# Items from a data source
━━━━━━━━━━━━━━━━━━━━━━━━━━━━━━
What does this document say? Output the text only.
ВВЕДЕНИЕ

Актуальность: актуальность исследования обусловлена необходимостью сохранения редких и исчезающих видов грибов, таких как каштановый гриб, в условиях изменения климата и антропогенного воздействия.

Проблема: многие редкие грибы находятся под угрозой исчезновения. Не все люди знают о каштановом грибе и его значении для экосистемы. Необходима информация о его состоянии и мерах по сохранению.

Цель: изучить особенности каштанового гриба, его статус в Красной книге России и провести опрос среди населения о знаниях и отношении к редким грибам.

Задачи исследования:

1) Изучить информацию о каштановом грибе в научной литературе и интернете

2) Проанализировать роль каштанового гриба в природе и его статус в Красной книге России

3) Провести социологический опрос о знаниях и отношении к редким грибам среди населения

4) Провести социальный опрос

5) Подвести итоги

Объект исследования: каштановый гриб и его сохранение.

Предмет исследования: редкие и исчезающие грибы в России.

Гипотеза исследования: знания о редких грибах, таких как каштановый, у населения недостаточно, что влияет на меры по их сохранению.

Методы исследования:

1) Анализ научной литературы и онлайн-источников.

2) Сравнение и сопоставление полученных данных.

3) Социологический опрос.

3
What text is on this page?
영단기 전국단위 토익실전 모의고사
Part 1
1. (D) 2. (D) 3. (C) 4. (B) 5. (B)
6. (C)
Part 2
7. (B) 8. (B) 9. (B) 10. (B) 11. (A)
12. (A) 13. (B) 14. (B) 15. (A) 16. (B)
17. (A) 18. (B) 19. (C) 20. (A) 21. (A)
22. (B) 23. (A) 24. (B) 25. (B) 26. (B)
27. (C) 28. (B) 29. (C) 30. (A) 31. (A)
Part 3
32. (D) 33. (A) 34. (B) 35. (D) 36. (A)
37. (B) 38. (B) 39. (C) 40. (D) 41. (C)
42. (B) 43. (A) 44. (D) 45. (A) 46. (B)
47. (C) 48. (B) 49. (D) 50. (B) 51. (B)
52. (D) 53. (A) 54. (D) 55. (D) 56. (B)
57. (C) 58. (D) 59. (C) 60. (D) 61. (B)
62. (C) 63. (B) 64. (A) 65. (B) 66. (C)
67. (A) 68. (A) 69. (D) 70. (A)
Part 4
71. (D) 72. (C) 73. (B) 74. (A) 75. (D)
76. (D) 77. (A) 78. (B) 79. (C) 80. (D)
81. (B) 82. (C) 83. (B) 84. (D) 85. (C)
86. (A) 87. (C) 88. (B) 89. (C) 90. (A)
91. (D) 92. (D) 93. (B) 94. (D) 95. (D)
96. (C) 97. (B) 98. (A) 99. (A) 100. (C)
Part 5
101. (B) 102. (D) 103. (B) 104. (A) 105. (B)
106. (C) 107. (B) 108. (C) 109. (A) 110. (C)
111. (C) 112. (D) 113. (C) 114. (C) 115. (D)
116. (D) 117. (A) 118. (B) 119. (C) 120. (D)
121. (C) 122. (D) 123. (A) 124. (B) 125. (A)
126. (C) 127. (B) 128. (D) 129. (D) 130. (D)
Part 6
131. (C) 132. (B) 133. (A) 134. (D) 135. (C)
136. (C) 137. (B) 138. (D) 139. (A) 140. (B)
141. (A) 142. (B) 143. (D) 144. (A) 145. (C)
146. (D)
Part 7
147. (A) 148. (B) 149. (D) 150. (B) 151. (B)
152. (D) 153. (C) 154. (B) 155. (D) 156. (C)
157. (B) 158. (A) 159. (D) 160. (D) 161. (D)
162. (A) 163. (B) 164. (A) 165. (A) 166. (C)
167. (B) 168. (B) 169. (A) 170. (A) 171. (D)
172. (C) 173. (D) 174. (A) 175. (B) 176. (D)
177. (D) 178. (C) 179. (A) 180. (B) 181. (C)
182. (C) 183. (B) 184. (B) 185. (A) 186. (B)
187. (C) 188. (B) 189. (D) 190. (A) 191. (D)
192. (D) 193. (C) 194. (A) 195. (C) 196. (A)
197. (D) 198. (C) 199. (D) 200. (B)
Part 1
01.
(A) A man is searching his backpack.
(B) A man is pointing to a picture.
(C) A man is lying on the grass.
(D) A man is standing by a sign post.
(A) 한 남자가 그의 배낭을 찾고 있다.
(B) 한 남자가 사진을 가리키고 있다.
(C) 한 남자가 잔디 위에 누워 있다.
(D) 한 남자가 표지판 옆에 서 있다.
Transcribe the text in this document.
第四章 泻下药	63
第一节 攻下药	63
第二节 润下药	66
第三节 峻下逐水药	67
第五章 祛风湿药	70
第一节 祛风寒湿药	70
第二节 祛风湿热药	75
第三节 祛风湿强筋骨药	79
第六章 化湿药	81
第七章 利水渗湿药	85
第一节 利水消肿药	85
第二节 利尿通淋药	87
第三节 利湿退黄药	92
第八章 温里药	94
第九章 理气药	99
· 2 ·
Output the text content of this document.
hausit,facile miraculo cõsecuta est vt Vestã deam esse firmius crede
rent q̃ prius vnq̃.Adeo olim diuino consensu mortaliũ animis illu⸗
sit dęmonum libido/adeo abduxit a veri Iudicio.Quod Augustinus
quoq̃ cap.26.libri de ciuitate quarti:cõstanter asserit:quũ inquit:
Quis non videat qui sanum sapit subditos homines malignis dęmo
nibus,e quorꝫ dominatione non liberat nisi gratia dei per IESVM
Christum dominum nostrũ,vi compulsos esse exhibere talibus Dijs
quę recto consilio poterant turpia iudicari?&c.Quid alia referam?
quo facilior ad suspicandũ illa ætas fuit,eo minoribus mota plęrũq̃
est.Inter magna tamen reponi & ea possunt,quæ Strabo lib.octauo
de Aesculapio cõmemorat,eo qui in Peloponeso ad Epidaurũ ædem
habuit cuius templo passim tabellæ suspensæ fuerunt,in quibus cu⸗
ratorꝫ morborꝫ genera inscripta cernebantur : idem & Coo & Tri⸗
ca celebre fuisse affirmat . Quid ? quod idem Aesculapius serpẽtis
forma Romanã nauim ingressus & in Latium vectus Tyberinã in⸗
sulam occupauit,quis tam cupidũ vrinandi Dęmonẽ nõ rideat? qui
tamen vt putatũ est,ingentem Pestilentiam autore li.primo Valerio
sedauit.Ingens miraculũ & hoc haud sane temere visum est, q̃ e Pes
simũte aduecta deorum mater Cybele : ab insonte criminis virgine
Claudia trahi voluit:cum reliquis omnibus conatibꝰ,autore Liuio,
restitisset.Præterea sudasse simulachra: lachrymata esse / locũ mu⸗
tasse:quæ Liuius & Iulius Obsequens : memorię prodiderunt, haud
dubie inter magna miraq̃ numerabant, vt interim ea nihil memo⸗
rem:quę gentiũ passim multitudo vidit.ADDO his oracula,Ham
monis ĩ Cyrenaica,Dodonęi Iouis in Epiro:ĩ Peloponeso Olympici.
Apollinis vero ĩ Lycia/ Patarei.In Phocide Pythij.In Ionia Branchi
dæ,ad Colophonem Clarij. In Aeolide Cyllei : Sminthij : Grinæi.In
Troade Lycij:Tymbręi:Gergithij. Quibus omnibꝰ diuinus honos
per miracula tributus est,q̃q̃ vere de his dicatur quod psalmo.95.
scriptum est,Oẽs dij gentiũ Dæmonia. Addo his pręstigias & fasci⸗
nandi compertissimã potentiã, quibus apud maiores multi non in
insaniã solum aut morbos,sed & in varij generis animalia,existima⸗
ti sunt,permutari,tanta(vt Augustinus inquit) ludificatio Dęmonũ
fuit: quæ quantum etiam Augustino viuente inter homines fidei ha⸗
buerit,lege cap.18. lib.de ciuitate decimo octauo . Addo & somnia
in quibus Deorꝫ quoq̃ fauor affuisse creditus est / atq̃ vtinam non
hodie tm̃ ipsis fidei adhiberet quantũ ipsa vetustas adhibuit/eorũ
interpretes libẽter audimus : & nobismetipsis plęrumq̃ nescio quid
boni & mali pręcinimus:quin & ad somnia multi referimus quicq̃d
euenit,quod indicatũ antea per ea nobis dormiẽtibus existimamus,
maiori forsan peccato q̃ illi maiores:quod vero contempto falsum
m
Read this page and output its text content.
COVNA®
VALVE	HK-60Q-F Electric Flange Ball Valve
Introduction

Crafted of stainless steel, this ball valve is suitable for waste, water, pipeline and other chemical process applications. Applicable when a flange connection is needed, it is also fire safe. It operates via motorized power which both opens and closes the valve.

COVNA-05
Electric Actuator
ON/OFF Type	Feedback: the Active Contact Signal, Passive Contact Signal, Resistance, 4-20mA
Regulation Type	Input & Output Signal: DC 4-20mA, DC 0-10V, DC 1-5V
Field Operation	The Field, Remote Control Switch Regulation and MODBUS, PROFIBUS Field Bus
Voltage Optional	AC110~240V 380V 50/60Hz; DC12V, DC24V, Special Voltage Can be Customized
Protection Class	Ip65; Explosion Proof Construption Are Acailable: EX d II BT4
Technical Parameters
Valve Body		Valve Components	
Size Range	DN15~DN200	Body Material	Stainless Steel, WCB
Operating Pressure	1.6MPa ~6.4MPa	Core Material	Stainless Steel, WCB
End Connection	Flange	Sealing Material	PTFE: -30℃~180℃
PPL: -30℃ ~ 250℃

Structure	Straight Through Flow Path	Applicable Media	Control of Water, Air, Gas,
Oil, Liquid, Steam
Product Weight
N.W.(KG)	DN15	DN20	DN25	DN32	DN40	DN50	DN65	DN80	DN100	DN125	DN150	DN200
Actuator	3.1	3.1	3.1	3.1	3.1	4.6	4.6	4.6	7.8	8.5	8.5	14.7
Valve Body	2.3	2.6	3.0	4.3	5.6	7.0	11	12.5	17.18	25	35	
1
━━━━━━━━━━━━━━━━━━━━━━━━━━━━━━
Isolate the lines above that contain the word "Type" and copy them.

ON/OFF Type	Feedback: the Active Contact Signal, Passive Contact Signal, Resistance, 4-20mA
Regulation Type	Input & Output Signal: DC 4-20mA, DC 0-10V, DC 1-5V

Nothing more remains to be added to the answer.